Excerto do texto:
=-=-=-=-=
Em vésperas de ficar em casa, mais uma vez. Se tudo correr como está a ser noticiado, a partir de amanhã, sexta feira, o ensino presencial será interrompido.
Desde o início da pandemia, depois do primeiro confinamento, entre março e maio sensivelmente, é a primeira vez que sinto o cerco demasiadamente próximo. Até aqui, tinha conseguido processar, adaptar-me e procurar viver o que cada dia ia trazendo. Como tenho uma “costela monástica”, não me era particularmente difícil aceitar o confinamento.
Agora, tudo se está a agravar: o COVID entrou sorrateiramente na minha família, a catástrofe campeia nos hospitais, morrem pessoas diariamente como as folhas caem das árvores no outono, negócios fecham e abrem falência, famílias inteiras que lutaram durante uma vida são arremessadas contra o muro. A nossa economia parece-se como um sonho que costumava ter em que caía e caía sem nunca parar. Portugal é um barco com um leme seguro por mãos titubeantes.
=-=-=-=-=
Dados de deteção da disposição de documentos
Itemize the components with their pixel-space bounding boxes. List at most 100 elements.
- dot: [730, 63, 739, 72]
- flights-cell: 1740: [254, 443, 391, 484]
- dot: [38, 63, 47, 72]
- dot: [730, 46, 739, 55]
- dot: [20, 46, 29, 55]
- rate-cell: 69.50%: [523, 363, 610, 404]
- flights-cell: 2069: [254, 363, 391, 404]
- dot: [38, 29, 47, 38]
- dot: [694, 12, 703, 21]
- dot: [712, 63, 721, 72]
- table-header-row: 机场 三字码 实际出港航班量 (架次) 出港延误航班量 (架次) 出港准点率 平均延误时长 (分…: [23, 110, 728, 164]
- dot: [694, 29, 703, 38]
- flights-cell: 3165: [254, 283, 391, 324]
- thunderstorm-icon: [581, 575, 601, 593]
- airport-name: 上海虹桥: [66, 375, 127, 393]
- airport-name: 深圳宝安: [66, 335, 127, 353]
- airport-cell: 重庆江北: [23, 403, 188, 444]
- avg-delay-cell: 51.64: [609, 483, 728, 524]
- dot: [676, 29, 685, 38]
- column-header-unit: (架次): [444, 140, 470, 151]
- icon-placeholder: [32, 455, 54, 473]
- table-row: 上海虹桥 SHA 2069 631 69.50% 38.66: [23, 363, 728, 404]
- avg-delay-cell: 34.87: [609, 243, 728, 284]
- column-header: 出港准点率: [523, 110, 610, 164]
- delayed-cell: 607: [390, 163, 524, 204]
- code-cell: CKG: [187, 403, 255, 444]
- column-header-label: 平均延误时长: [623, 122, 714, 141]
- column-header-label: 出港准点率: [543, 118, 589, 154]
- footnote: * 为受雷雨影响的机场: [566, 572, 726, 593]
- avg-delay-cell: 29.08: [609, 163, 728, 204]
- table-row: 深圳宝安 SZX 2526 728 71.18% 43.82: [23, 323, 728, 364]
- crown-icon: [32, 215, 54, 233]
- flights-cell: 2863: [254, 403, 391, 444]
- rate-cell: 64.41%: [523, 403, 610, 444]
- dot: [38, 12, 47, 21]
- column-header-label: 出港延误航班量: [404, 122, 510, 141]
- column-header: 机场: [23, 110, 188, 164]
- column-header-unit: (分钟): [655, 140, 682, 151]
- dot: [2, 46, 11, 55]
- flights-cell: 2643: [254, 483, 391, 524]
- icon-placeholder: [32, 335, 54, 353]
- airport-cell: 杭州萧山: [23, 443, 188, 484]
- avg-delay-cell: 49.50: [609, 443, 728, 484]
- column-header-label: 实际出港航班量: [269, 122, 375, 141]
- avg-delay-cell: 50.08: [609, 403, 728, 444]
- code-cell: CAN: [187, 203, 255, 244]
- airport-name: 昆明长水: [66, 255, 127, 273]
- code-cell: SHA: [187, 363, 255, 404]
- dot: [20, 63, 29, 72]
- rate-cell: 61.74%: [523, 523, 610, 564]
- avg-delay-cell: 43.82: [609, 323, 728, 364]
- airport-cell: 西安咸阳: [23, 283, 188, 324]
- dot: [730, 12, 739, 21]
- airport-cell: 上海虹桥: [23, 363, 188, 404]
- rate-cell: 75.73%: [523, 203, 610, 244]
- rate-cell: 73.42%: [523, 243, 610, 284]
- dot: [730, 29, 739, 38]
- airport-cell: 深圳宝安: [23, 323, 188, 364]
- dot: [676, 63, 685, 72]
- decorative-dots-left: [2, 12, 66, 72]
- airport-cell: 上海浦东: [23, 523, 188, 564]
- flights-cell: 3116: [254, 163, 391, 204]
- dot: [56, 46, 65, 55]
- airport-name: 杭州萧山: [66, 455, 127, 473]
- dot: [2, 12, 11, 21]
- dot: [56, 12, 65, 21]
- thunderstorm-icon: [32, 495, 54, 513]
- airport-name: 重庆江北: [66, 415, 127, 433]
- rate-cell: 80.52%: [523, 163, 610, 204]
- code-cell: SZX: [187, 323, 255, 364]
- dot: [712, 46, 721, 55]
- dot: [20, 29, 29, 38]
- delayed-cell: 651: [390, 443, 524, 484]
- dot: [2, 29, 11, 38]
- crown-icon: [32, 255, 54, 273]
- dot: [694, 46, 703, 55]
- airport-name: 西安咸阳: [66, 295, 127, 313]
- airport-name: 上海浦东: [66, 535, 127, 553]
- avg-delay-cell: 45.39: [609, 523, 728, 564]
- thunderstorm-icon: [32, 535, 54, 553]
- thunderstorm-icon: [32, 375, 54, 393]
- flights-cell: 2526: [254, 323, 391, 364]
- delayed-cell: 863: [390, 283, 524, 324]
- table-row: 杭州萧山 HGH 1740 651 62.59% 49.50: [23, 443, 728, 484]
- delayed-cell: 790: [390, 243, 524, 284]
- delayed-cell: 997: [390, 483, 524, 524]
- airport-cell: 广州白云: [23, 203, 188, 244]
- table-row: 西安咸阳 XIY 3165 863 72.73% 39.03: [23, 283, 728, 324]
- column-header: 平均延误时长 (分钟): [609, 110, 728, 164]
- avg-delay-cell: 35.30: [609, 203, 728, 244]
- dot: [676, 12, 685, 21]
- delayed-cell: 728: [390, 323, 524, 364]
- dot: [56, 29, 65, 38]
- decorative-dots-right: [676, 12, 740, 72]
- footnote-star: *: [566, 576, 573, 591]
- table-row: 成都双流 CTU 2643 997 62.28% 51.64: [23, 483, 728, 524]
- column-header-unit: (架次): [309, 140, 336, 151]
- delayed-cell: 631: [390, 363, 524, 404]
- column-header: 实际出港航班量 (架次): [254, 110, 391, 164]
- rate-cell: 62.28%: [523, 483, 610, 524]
=-=-=-=-=
Tarefas propostas:
A: Reescreva em forma de lista o parágrafo do excerto sobre o confinamento que começa por "Agora, tudo se está a agravar", mantendo os factos principais.
B: Extraia do excerto sobre o confinamento, sem qualquer alteração, o trecho que abre com as palavras que contêm "Desde o início" e fecha com "aceitar o confinamento.".
C: Prossiga o excerto sobre o confinamento a partir da última frase apresentada.

Respostas às tarefas:
A:
- O COVID entrou na família de quem escreve.
- Nos hospitais a situação é catastrófica.
- Morrem pessoas todos os dias.
- Há negócios que fecham e abrem falência.
- Famílias que lutaram durante uma vida inteira são arremessadas contra o muro.
- A economia parece estar numa queda sem fim.
- Portugal é comparado a um barco com o leme seguro por mãos titubeantes.

B:
Desde o início da pandemia, depois do primeiro confinamento, entre março e maio sensivelmente, é a primeira vez que sinto o cerco demasiadamente próximo. Até aqui, tinha conseguido processar, adaptar-me e procurar viver o que cada dia ia trazendo. Como tenho uma “costela monástica”, não me era particularmente difícil aceitar o confinamento.

C:
Ontem, veio à minha memória uma passagem do livro do Êxodo. Nela, Deus avisa o povo hebreu para se fechar dentro de casa pois o anjo exterminador iria passar e dizimar tudo à sua volta. Recordei também as palavras de Jesus, exortando os seus ouvintes a estarem atentos e alerta e preparados. Citava uma passagem do Antigo Testamento, em que as pessoas, antes da vinda do dilúvio, andavam distraídas na sua vida e no seu pequeno mundo, até que caiu sobre elas “aquele dia”.
E o que estamos a viver é precisamente isso: o chão que sempre pisámos, que nos mantinha seguros e confiantes no futuro, está agora a abrir-se diante dos nossos pés ou atrás dos nossos pés, um pouco como nos filmes de terramotos em que os protagonistas correm a salvar-se enquanto atrás de si tudo se desfaz.
Que tempos estes… quantos compatriotas nossos gemem nos hospitais ou nas suas casas, por não poderem ver os seus, doentes nos hospitais. Quantos e quantos não puderam sequer despedir-se daqueles com quem construíram uma vida, teceram relações, ultrapassaram dificuldades…
É o fim de uma era. Como diz o livro dos Salmos: “Quando se abalam os fundamentos, que pode ainda fazer o homem?”
E, no meio disto tudo, que a frase bíblica mais procurada na Internet: “Não tenhas medo, porque estou contigo; não te aflijas, porque sou o teu Deus.” (Is. 41, 10) me leve a estender a mão a quem dela desespera.